■ Goal of the exercise ■
Set out every line bearing the string "shipment".

■ Source data ■
::::::
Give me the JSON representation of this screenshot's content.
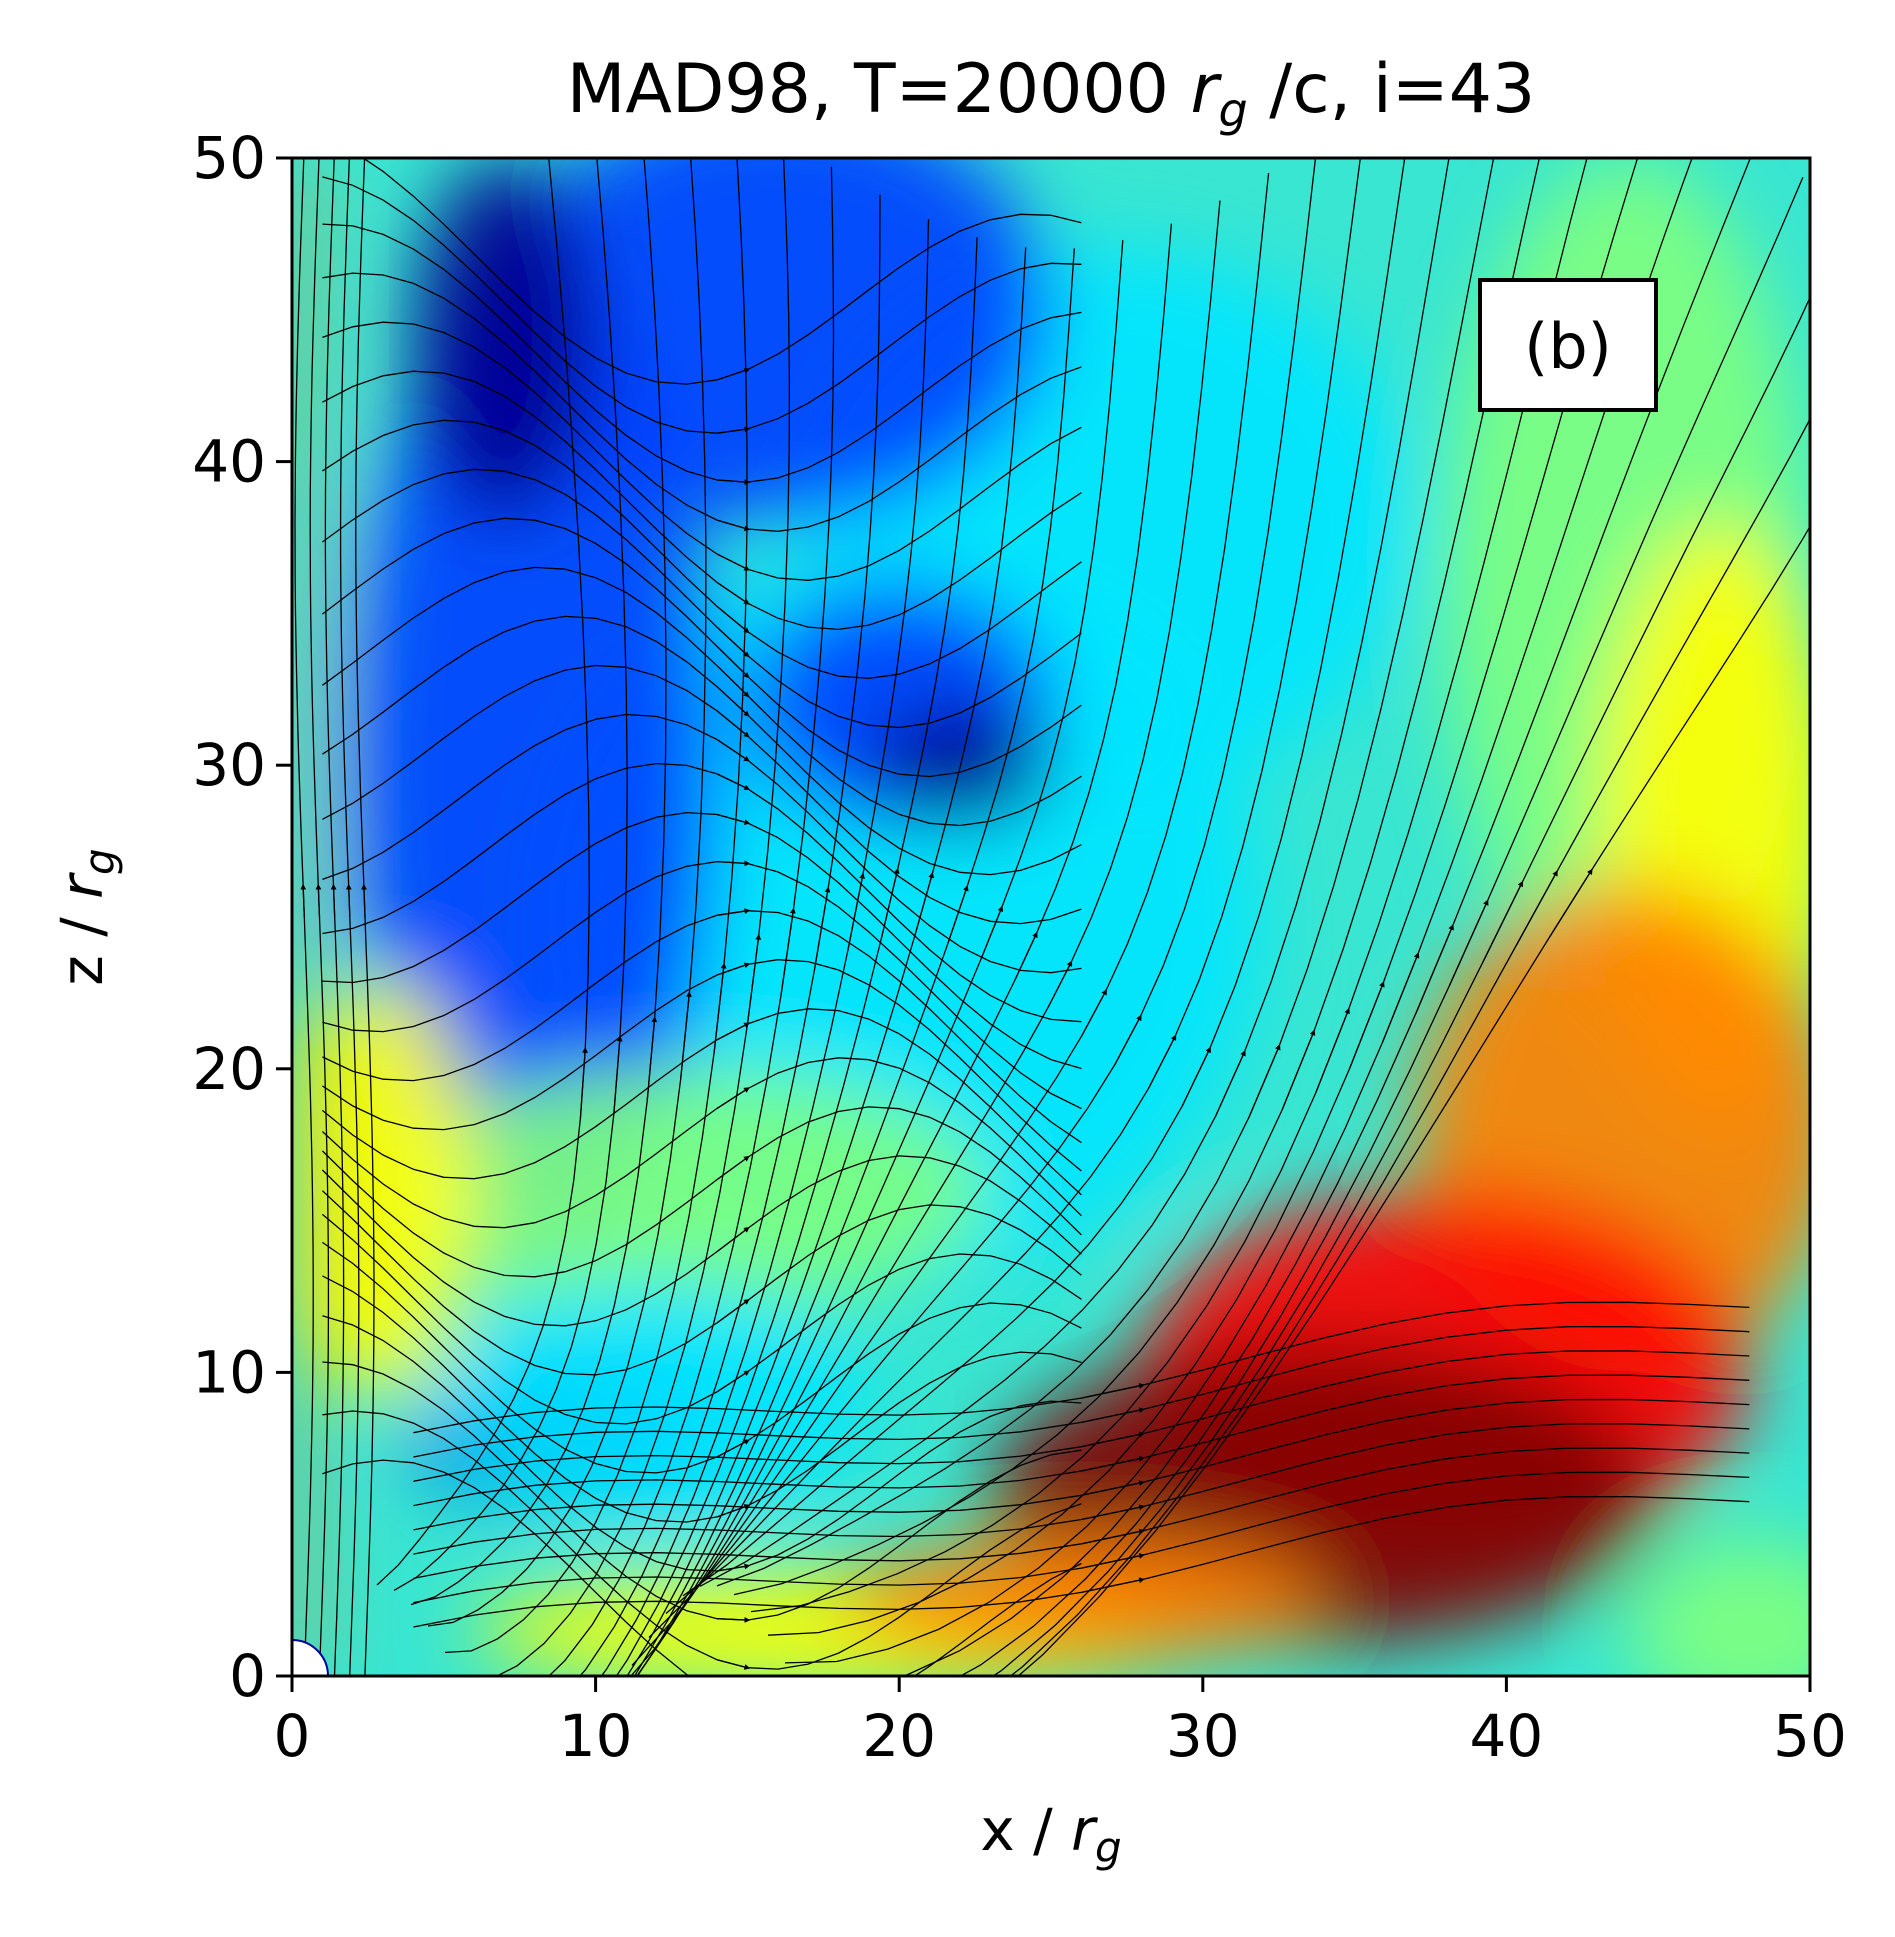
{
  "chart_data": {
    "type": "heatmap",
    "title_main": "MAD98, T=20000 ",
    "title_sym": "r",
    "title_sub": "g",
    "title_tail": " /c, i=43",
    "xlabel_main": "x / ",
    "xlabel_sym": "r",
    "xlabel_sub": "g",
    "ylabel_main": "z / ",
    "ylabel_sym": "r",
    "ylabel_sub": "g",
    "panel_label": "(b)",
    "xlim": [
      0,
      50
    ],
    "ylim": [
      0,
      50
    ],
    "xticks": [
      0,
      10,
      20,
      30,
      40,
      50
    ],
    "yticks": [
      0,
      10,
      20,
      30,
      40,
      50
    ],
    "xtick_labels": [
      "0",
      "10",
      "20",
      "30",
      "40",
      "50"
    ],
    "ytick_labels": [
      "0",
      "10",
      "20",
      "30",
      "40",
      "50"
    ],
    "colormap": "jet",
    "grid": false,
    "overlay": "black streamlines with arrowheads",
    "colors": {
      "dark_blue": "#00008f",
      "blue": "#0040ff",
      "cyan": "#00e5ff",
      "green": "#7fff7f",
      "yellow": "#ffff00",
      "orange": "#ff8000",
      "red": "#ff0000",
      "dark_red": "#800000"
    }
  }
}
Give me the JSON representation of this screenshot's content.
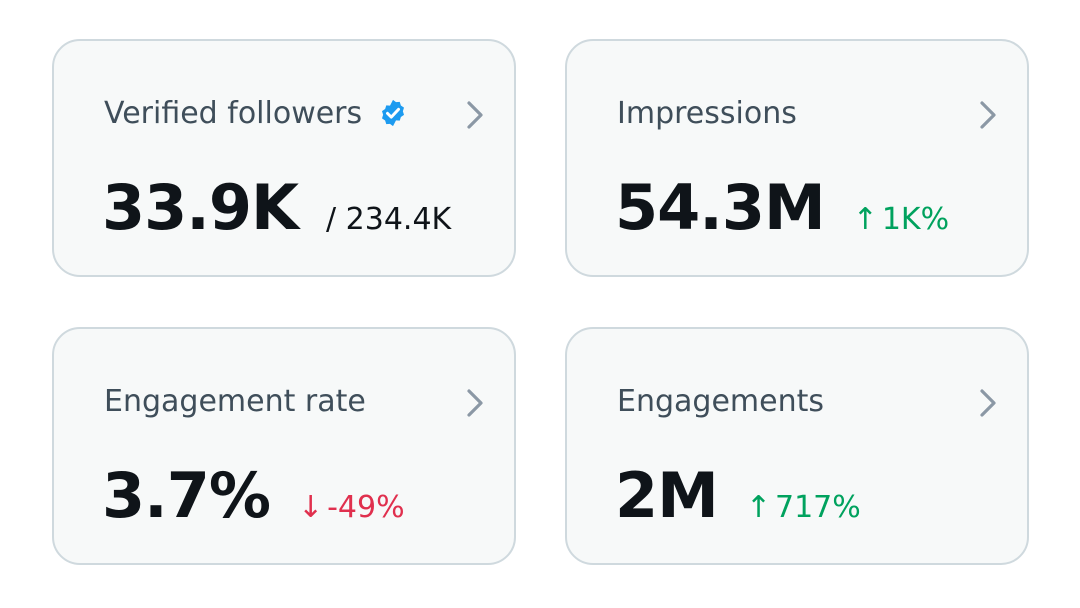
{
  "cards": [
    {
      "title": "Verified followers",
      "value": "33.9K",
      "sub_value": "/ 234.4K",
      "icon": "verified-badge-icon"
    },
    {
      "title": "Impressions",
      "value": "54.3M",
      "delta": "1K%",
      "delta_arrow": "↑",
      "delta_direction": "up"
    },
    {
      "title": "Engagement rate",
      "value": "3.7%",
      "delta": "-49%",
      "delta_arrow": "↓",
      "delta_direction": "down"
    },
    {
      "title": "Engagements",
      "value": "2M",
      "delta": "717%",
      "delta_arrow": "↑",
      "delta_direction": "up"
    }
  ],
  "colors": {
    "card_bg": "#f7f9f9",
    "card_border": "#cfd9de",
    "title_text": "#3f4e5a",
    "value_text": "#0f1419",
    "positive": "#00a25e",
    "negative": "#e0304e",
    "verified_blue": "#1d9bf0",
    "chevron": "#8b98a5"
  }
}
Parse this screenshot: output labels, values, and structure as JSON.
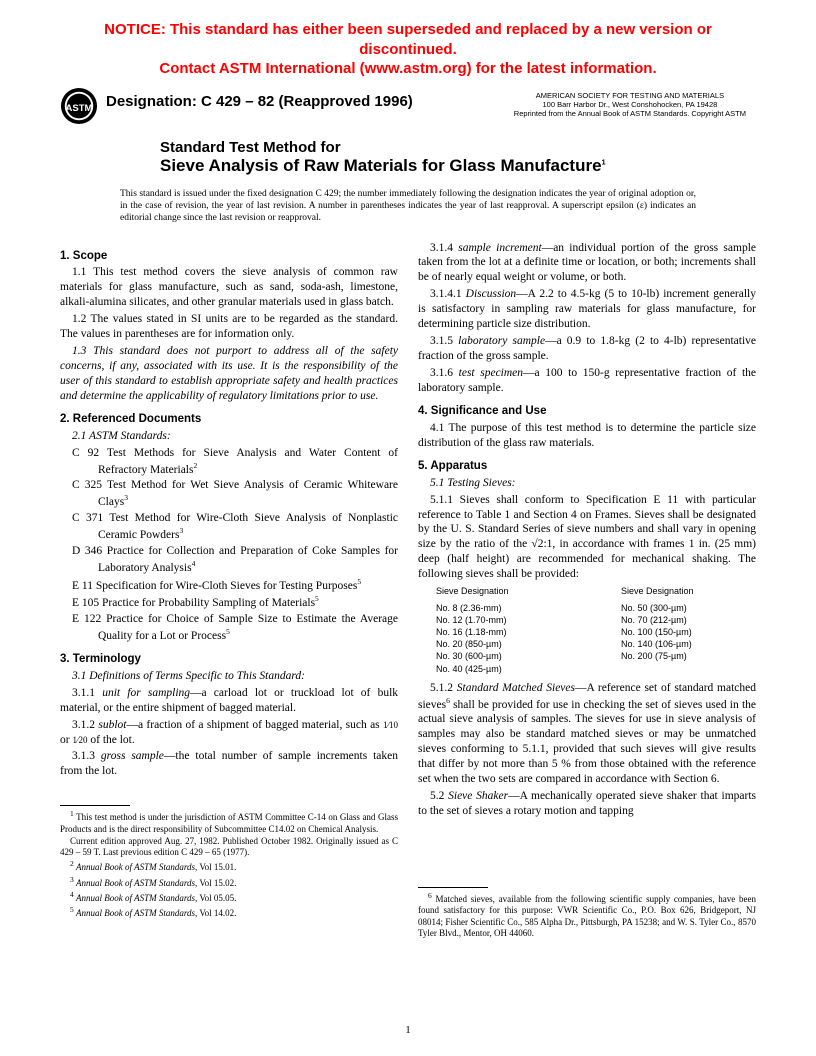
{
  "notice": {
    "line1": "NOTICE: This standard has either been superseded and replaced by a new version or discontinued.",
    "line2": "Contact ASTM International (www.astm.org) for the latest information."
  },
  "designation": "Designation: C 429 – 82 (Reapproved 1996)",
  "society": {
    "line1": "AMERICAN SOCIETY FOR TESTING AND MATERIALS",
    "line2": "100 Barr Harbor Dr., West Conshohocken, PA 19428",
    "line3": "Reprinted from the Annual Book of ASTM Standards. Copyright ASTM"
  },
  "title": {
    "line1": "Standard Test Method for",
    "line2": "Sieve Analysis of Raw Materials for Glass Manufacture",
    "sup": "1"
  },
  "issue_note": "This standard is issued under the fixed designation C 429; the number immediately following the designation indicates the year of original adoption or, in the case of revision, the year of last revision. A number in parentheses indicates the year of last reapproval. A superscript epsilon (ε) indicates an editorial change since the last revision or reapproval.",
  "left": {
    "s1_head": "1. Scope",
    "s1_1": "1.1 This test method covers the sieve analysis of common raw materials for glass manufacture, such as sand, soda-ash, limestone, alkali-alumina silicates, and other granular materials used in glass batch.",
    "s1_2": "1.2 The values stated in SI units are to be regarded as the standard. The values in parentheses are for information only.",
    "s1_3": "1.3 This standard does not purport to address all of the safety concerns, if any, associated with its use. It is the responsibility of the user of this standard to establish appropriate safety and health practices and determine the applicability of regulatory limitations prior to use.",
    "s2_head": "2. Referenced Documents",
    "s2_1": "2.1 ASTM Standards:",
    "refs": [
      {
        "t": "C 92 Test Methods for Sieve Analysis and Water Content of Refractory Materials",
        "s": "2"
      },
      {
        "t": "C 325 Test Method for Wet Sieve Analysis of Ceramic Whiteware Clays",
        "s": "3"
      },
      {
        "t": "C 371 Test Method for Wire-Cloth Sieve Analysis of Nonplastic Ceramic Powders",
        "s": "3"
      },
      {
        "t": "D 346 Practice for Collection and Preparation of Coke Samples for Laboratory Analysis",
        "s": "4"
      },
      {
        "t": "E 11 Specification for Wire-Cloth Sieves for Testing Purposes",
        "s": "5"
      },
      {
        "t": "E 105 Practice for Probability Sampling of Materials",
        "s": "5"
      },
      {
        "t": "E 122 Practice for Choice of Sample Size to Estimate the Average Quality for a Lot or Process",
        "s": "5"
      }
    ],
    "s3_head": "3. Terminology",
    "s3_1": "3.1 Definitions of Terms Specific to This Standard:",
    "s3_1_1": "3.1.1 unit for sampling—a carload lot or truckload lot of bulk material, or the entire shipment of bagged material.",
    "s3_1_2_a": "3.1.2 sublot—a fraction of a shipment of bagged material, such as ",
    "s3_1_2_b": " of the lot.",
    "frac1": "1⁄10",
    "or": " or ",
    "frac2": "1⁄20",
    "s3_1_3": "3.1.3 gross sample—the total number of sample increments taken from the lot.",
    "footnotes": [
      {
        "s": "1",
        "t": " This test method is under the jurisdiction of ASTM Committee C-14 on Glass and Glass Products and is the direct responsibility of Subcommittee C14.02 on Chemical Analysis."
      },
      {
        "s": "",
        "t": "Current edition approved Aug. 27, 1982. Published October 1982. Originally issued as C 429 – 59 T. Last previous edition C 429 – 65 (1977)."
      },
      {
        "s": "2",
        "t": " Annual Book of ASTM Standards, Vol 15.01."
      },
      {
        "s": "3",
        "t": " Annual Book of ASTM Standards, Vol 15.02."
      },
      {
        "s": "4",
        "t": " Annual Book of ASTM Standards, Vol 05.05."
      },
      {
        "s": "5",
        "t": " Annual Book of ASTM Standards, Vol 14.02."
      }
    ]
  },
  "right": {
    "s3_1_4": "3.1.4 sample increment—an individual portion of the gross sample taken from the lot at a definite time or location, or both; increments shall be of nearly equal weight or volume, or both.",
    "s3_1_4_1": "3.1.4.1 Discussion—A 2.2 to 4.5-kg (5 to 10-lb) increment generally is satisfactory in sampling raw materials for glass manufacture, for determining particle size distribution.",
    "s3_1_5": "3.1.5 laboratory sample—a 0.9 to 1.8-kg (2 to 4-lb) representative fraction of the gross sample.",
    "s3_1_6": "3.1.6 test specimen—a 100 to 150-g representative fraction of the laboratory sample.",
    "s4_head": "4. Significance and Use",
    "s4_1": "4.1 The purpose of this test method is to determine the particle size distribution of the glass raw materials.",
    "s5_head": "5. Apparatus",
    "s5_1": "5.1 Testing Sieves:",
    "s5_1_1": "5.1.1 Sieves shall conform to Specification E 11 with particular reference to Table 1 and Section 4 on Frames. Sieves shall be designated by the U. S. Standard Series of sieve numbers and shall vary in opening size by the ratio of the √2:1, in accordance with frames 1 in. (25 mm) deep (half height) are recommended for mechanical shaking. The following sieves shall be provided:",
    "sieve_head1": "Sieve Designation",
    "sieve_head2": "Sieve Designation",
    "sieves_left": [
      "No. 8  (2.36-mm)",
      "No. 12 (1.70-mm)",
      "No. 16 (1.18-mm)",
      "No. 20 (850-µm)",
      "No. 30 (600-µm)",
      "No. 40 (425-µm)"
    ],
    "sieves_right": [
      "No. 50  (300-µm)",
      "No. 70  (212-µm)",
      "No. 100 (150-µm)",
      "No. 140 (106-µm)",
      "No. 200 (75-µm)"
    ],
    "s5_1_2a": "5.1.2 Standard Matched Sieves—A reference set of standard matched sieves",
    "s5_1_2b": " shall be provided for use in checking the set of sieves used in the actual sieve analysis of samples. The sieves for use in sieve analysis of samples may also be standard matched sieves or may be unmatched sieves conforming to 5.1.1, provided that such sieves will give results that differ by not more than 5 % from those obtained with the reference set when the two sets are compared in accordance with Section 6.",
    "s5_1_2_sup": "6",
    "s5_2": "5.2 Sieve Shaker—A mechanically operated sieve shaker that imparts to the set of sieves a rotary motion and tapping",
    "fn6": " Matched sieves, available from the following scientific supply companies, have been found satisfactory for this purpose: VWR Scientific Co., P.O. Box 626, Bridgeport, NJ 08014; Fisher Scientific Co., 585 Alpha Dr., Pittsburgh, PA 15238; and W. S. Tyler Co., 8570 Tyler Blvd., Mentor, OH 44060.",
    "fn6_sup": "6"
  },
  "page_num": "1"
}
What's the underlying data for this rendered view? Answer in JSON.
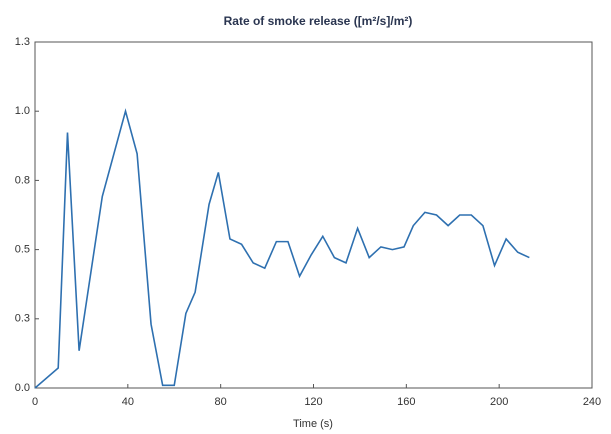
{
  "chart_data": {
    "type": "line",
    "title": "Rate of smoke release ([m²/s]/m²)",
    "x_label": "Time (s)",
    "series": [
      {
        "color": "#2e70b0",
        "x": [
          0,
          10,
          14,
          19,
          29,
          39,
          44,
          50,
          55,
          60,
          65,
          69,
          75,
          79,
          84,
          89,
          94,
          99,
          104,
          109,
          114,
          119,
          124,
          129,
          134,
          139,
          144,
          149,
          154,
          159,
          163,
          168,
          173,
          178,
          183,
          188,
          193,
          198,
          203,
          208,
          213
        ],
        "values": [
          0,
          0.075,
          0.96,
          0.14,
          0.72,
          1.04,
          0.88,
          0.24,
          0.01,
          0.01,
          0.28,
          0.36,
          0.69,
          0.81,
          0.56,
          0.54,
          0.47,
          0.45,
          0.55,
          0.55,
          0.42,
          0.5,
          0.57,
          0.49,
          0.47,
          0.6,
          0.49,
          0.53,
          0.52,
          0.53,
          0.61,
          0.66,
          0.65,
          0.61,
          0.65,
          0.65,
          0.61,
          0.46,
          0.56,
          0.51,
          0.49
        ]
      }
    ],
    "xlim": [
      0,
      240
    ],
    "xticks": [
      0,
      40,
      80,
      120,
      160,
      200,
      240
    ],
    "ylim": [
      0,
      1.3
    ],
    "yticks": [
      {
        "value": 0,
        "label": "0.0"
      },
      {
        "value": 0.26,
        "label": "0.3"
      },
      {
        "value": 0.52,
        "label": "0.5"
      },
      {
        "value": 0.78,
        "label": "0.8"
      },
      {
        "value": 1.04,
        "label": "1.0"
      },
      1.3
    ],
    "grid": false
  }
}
::::::
■ Output below ■
    "s3_1_1": "3.1.1 unit for sampling—a carload lot or truckload lot of bulk material, or the entire shipment of bagged material.",
    "s3_1_2_a": "3.1.2 sublot—a fraction of a shipment of bagged material, such as ",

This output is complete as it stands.